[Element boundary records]
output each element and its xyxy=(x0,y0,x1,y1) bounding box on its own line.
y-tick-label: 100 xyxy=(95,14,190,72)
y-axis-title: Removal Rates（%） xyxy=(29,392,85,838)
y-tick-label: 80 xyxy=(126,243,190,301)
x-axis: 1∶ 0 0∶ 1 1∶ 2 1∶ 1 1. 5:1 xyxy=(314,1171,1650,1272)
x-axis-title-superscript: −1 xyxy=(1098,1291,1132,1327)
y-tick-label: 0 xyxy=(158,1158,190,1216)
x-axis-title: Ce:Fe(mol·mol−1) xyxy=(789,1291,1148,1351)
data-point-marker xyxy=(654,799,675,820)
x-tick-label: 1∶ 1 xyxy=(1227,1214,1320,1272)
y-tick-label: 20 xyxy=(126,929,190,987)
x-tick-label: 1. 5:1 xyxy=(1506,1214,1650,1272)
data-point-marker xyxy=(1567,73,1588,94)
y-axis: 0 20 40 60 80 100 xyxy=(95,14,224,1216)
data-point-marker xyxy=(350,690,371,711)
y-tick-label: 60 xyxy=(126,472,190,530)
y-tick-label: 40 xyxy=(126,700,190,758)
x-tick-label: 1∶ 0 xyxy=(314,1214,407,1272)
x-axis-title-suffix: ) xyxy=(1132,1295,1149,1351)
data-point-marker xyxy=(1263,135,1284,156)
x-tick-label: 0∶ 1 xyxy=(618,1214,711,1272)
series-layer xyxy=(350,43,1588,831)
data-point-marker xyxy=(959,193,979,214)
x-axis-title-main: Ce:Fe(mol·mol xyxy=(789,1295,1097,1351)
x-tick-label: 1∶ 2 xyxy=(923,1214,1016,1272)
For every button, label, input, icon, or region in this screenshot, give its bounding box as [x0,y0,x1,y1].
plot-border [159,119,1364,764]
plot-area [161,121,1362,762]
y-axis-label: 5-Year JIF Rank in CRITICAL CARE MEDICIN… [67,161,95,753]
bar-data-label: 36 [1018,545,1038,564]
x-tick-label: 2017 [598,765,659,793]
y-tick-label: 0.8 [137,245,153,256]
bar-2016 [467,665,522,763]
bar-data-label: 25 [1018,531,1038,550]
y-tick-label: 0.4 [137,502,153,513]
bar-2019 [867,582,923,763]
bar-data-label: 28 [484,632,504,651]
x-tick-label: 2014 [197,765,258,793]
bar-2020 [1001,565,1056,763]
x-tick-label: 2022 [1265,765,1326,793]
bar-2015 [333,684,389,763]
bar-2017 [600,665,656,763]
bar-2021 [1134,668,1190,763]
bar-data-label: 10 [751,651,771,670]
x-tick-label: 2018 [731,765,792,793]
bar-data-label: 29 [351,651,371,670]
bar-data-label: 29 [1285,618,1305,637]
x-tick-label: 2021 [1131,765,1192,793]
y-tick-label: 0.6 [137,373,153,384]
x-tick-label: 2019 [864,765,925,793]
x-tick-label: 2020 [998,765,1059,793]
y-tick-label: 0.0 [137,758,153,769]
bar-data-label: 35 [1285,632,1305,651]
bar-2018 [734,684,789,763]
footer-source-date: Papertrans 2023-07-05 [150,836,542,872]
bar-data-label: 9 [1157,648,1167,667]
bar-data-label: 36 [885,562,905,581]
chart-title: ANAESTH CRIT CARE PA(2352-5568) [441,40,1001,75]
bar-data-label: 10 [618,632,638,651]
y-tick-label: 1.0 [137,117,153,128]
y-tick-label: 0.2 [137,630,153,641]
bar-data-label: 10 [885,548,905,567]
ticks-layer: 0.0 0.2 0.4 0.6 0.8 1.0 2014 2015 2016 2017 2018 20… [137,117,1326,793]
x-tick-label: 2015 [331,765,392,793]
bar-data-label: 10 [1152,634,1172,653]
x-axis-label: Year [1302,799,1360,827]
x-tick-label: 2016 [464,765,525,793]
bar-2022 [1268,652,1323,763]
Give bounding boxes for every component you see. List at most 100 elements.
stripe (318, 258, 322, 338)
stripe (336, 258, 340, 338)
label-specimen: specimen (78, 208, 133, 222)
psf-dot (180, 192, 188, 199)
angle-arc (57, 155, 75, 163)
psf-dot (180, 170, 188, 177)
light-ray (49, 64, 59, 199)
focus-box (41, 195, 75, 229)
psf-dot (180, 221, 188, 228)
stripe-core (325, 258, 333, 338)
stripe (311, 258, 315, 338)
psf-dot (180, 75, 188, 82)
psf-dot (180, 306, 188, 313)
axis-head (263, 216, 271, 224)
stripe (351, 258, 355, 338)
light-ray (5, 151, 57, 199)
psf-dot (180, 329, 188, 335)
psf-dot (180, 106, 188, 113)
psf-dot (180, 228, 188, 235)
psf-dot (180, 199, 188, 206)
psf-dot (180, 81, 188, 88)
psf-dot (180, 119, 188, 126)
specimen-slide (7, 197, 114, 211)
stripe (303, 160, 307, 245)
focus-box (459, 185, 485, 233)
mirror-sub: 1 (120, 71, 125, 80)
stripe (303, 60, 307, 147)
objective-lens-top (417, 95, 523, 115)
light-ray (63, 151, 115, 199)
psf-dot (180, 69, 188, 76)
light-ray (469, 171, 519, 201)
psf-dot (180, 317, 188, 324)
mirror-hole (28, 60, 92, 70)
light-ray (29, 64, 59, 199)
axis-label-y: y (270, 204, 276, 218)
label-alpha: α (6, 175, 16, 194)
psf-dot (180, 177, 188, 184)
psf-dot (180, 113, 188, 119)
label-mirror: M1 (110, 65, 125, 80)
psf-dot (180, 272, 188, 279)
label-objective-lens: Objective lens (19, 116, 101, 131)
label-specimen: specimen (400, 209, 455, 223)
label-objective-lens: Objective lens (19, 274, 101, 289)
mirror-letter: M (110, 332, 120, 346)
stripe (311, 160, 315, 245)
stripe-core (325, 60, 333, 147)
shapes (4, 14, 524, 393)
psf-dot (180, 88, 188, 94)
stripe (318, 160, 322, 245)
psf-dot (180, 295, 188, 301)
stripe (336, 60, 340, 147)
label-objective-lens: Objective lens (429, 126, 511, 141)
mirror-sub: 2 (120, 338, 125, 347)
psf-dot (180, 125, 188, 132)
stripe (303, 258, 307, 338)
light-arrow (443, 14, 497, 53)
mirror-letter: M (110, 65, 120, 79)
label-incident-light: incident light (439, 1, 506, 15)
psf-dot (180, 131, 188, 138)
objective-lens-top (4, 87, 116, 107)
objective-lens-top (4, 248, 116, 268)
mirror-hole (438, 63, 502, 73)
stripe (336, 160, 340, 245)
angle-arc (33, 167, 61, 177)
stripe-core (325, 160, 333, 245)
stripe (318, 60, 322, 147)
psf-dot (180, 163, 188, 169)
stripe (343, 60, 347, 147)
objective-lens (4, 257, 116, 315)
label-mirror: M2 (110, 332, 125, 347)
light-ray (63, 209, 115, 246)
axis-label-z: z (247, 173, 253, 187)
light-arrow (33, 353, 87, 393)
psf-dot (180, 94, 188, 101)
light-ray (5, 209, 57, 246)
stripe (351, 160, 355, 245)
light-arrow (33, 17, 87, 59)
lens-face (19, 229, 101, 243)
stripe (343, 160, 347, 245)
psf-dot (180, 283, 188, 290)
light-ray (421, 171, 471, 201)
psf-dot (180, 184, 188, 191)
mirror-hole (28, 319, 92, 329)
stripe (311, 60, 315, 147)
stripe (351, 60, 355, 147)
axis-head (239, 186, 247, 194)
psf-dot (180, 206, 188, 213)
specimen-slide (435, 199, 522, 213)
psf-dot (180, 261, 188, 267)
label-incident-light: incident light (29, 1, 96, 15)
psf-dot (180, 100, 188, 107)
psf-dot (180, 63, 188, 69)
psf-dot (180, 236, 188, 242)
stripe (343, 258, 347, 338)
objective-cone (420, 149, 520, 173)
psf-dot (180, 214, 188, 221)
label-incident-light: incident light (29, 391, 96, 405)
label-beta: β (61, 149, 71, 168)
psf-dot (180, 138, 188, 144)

DO THIS:
Rewrite the part of the records that opens with the first line and closes with the line containing "plot-border [159,119,1364,764]", switching every "data-point-marker" to "point-marker" and leaving all else unchanged.

RESPONSE TO THIS TASK:
output each element and its xyxy=(x0,y0,x1,y1) bounding box on its own line.
y-tick-label: 100 xyxy=(95,14,190,72)
y-axis-title: Removal Rates（%） xyxy=(29,392,85,838)
y-tick-label: 80 xyxy=(126,243,190,301)
x-axis: 1∶ 0 0∶ 1 1∶ 2 1∶ 1 1. 5:1 xyxy=(314,1171,1650,1272)
x-axis-title-superscript: −1 xyxy=(1098,1291,1132,1327)
y-tick-label: 0 xyxy=(158,1158,190,1216)
x-axis-title: Ce:Fe(mol·mol−1) xyxy=(789,1291,1148,1351)
point-marker xyxy=(654,799,675,820)
x-tick-label: 1∶ 1 xyxy=(1227,1214,1320,1272)
y-tick-label: 20 xyxy=(126,929,190,987)
x-tick-label: 1. 5:1 xyxy=(1506,1214,1650,1272)
point-marker xyxy=(1567,73,1588,94)
y-axis: 0 20 40 60 80 100 xyxy=(95,14,224,1216)
point-marker xyxy=(350,690,371,711)
y-tick-label: 60 xyxy=(126,472,190,530)
y-tick-label: 40 xyxy=(126,700,190,758)
x-tick-label: 1∶ 0 xyxy=(314,1214,407,1272)
x-axis-title-suffix: ) xyxy=(1132,1295,1149,1351)
point-marker xyxy=(1263,135,1284,156)
x-tick-label: 0∶ 1 xyxy=(618,1214,711,1272)
series-layer xyxy=(350,43,1588,831)
point-marker xyxy=(959,193,979,214)
x-axis-title-main: Ce:Fe(mol·mol xyxy=(789,1295,1097,1351)
x-tick-label: 1∶ 2 xyxy=(923,1214,1016,1272)
For every button, label, input, icon, or region in this screenshot, give its bounding box as [x0,y0,x1,y1].
plot-border [159,119,1364,764]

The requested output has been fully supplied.